→ Work instructions
Report how many lines below contain the word "title", and give only that number.

* * * * * * *

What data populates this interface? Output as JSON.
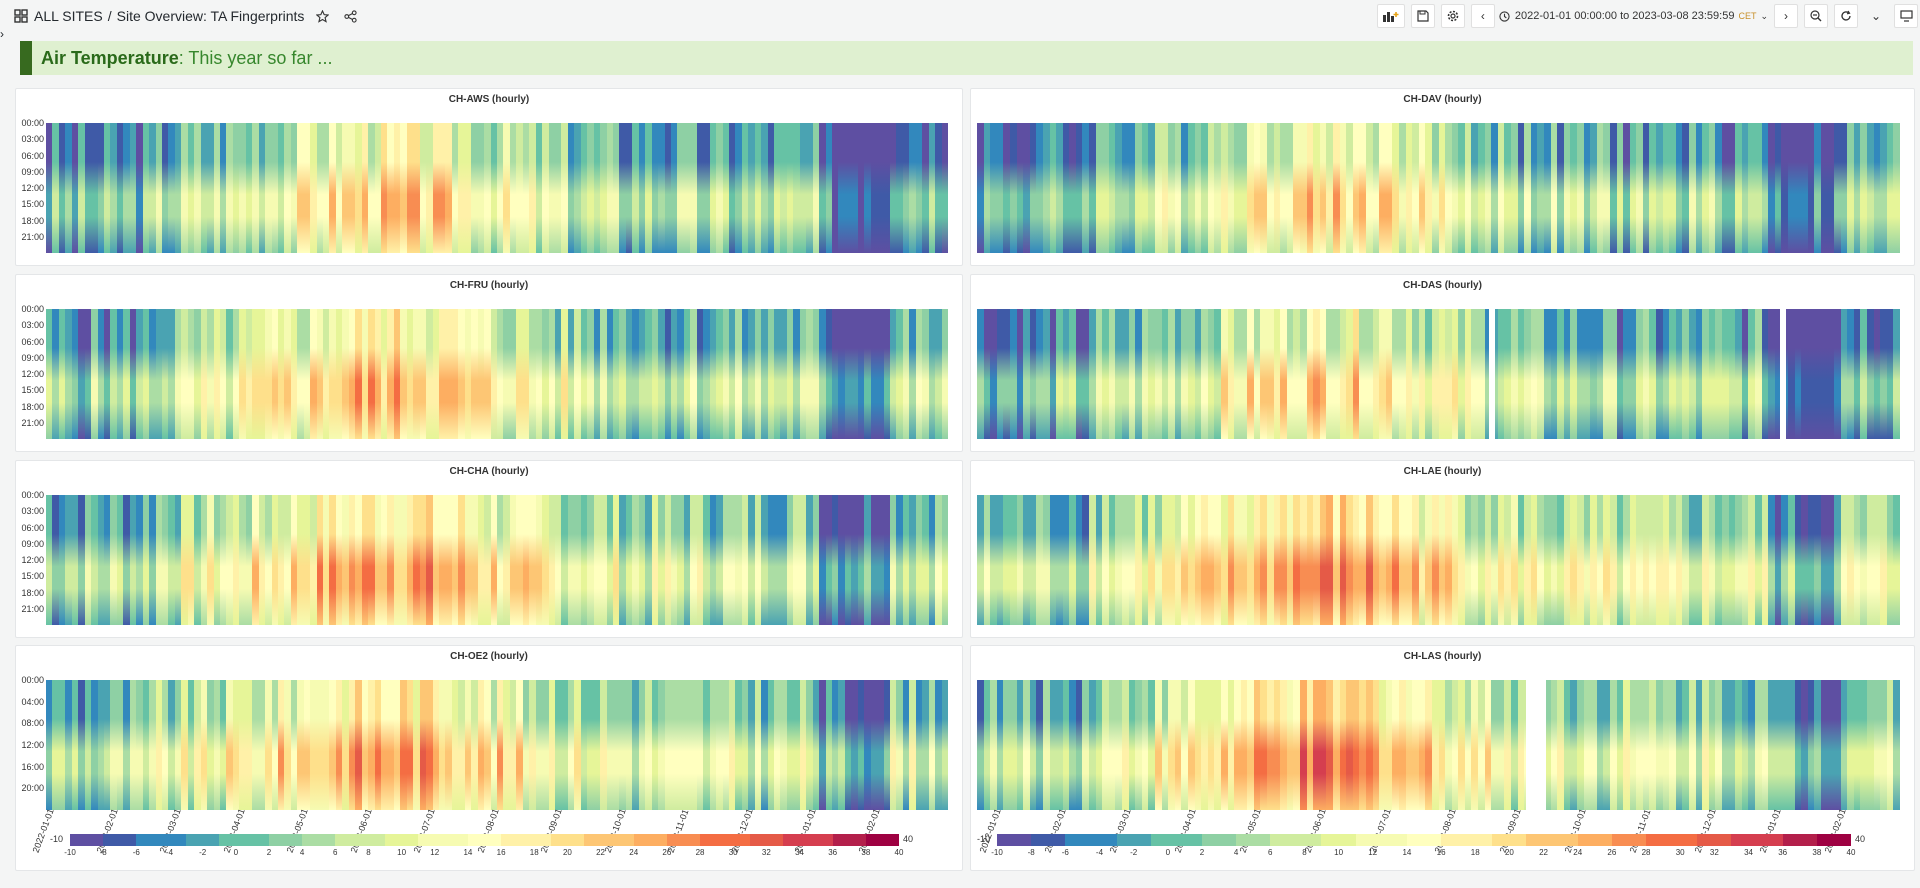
{
  "header": {
    "home": "ALL SITES",
    "separator": "/",
    "title": "Site Overview: TA Fingerprints",
    "time_range": "2022-01-01 00:00:00 to 2023-03-08 23:59:59",
    "timezone": "CET"
  },
  "banner": {
    "bold": "Air Temperature",
    "rest": ": This year so far ..."
  },
  "colors": {
    "accent": "#376a1f",
    "banner_bg": "#dff0d0",
    "scale": [
      "#5e4fa2",
      "#3f5aa7",
      "#3288bd",
      "#4aa3b2",
      "#66c2a5",
      "#8ed0a4",
      "#abdda4",
      "#cfec9f",
      "#e6f598",
      "#f6fbb2",
      "#ffffbf",
      "#fff1a8",
      "#fee08b",
      "#fdc674",
      "#fdae61",
      "#f88d52",
      "#f46d43",
      "#e55a47",
      "#d53e4f",
      "#b31f4b",
      "#9e0142"
    ]
  },
  "panels": [
    {
      "title": "CH-AWS (hourly)"
    },
    {
      "title": "CH-DAV (hourly)"
    },
    {
      "title": "CH-FRU (hourly)"
    },
    {
      "title": "CH-DAS (hourly)"
    },
    {
      "title": "CH-CHA (hourly)"
    },
    {
      "title": "CH-LAE (hourly)"
    },
    {
      "title": "CH-OE2 (hourly)"
    },
    {
      "title": "CH-LAS (hourly)"
    }
  ],
  "yticks_3h": [
    "00:00",
    "03:00",
    "06:00",
    "09:00",
    "12:00",
    "15:00",
    "18:00",
    "21:00"
  ],
  "yticks_4h": [
    "00:00",
    "04:00",
    "08:00",
    "12:00",
    "16:00",
    "20:00"
  ],
  "xticks": [
    "2022-01-01",
    "2022-02-01",
    "2022-03-01",
    "2022-04-01",
    "2022-05-01",
    "2022-06-01",
    "2022-07-01",
    "2022-08-01",
    "2022-09-01",
    "2022-10-01",
    "2022-11-01",
    "2022-12-01",
    "2023-01-01",
    "2023-02-01"
  ],
  "legend": {
    "min": "-10",
    "max": "40",
    "ticks": [
      "-10",
      "-8",
      "-6",
      "-4",
      "-2",
      "0",
      "2",
      "4",
      "6",
      "8",
      "10",
      "12",
      "14",
      "16",
      "18",
      "20",
      "22",
      "24",
      "26",
      "28",
      "30",
      "32",
      "34",
      "36",
      "38",
      "40"
    ]
  }
}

* * * * * * *

→ Right answer
9